● **WRITTEN INSTRUCTION**:
Where a line holds the string "this", return that line.

Entries with figure data:
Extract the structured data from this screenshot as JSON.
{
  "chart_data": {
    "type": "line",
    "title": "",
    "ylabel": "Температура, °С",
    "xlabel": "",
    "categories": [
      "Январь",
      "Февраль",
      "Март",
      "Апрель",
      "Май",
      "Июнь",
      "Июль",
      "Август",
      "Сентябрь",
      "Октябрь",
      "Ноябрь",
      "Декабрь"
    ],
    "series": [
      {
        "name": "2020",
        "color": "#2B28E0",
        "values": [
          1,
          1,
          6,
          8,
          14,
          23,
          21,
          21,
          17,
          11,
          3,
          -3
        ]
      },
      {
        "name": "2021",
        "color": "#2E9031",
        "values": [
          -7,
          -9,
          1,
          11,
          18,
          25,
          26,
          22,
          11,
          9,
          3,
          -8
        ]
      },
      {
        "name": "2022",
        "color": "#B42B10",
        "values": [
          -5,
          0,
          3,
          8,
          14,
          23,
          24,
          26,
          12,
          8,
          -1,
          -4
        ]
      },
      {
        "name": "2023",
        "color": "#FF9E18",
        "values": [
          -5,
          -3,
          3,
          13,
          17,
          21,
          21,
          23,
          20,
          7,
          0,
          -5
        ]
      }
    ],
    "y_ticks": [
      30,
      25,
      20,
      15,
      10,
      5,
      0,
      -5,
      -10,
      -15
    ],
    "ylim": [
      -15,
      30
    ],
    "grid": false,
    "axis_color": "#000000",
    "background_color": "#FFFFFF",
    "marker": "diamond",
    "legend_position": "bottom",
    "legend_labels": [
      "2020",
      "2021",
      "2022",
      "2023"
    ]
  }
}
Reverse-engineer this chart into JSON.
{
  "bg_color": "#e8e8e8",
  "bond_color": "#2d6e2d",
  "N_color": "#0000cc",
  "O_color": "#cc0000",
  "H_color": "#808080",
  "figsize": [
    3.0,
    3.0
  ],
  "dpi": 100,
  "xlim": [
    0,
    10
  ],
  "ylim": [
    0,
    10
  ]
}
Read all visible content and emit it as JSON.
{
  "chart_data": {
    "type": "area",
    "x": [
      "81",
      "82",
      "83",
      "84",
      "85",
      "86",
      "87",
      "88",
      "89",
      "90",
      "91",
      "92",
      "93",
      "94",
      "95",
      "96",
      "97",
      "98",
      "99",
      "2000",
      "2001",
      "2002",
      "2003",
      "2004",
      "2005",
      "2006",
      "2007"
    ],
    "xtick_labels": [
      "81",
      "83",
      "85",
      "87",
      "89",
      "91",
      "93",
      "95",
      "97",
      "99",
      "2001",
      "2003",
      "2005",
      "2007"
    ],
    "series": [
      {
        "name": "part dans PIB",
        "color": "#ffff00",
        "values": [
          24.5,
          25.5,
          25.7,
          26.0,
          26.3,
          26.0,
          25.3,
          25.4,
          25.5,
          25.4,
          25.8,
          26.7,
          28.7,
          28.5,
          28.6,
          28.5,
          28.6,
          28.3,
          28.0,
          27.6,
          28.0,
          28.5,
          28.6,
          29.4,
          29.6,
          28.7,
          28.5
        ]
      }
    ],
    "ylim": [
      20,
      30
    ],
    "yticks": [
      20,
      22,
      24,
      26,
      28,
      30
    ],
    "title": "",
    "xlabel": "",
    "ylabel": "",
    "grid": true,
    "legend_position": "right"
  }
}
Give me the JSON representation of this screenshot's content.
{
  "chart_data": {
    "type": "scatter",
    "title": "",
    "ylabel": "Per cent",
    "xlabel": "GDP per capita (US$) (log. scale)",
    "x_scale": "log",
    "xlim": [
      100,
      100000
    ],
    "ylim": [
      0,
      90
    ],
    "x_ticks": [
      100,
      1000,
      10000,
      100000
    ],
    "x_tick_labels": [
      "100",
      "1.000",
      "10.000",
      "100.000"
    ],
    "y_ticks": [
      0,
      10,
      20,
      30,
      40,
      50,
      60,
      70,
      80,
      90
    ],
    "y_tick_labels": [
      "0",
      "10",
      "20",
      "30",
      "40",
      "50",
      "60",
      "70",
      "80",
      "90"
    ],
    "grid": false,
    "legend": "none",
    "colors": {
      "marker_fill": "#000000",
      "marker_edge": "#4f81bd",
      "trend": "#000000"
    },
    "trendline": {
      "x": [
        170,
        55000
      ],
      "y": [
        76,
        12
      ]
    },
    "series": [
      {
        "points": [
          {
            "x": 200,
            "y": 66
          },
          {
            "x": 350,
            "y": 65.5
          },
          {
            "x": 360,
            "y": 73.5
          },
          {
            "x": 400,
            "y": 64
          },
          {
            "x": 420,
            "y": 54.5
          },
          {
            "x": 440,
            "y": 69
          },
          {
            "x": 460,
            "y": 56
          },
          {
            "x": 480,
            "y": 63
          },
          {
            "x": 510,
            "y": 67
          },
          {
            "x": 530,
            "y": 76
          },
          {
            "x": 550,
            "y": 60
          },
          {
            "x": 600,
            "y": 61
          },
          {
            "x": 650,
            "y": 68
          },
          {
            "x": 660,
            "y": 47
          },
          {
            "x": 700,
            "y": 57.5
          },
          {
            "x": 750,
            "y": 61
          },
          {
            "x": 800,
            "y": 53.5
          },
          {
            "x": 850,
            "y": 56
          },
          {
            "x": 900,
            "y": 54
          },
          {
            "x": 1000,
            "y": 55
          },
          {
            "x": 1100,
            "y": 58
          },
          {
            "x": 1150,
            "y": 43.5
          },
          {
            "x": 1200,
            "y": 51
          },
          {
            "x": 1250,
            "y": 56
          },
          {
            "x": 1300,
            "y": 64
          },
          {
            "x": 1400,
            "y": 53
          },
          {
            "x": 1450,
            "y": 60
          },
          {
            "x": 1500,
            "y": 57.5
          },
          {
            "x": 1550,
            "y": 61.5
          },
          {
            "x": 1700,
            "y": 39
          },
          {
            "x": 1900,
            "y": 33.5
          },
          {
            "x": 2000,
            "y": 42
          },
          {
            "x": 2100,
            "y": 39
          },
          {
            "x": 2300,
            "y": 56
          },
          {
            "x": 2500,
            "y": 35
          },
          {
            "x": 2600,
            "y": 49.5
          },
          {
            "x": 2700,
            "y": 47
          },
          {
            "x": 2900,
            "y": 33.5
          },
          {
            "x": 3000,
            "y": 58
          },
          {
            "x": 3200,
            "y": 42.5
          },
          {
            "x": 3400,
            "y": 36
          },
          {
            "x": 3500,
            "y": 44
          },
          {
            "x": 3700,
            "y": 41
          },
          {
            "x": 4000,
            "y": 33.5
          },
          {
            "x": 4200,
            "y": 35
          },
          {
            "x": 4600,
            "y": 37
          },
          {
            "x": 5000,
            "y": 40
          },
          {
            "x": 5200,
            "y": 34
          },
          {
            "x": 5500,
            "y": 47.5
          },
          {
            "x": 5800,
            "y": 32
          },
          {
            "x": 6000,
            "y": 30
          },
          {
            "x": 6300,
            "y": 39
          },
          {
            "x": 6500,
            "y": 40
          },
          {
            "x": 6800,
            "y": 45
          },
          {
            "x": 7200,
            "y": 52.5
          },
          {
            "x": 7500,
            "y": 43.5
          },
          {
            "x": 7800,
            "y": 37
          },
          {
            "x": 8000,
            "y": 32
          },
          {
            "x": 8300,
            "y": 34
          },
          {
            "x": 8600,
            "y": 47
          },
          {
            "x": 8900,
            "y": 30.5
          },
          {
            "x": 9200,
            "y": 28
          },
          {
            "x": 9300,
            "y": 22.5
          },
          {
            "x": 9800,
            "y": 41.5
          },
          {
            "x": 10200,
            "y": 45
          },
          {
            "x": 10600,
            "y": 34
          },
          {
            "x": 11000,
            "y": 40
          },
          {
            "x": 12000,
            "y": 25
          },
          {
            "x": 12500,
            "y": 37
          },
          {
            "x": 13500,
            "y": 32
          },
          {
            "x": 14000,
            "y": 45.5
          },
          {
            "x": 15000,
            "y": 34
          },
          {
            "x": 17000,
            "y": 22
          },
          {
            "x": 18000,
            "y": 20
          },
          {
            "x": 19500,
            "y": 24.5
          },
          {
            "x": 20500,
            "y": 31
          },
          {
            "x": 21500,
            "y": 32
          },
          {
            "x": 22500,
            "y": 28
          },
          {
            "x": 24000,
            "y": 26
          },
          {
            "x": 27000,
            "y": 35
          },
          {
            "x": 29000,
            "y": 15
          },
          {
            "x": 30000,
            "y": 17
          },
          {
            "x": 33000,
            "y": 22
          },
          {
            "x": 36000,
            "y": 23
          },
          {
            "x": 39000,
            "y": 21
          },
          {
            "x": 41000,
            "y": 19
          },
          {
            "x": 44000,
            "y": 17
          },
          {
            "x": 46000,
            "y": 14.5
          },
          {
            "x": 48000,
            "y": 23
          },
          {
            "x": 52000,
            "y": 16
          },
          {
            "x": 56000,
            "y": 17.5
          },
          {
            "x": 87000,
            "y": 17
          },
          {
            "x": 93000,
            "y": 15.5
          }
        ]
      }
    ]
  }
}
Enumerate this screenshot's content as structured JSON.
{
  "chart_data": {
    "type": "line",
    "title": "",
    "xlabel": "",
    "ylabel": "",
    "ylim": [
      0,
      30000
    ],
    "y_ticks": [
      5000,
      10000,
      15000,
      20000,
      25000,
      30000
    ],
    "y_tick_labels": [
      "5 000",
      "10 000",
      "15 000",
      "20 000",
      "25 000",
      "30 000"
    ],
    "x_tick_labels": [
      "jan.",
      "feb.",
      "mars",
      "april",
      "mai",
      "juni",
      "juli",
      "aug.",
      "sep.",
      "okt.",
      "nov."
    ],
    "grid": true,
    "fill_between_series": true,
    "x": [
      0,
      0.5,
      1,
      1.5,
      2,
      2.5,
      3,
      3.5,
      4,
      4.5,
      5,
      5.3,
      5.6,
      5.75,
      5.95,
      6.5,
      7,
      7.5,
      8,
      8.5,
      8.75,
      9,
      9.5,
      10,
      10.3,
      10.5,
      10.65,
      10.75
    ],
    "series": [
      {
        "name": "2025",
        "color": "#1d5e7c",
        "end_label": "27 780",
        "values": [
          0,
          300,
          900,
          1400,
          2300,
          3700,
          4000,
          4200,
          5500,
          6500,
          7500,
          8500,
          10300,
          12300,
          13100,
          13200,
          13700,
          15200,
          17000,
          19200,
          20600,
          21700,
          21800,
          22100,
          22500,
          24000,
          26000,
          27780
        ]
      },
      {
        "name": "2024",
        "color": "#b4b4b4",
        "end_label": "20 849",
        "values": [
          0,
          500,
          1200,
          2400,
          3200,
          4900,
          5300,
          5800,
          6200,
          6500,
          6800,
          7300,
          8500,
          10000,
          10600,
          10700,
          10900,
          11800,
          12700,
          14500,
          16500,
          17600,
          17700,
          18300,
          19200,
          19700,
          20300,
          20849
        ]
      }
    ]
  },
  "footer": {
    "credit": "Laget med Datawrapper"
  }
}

● **SOLUTION TO THE PROBLEM**:
Extract the structured data from this screenshot as JSON.
Reverse-engineer this chart into JSON.
Give me the JSON representation of this screenshot's content.
Enumerate this screenshot's content as structured JSON.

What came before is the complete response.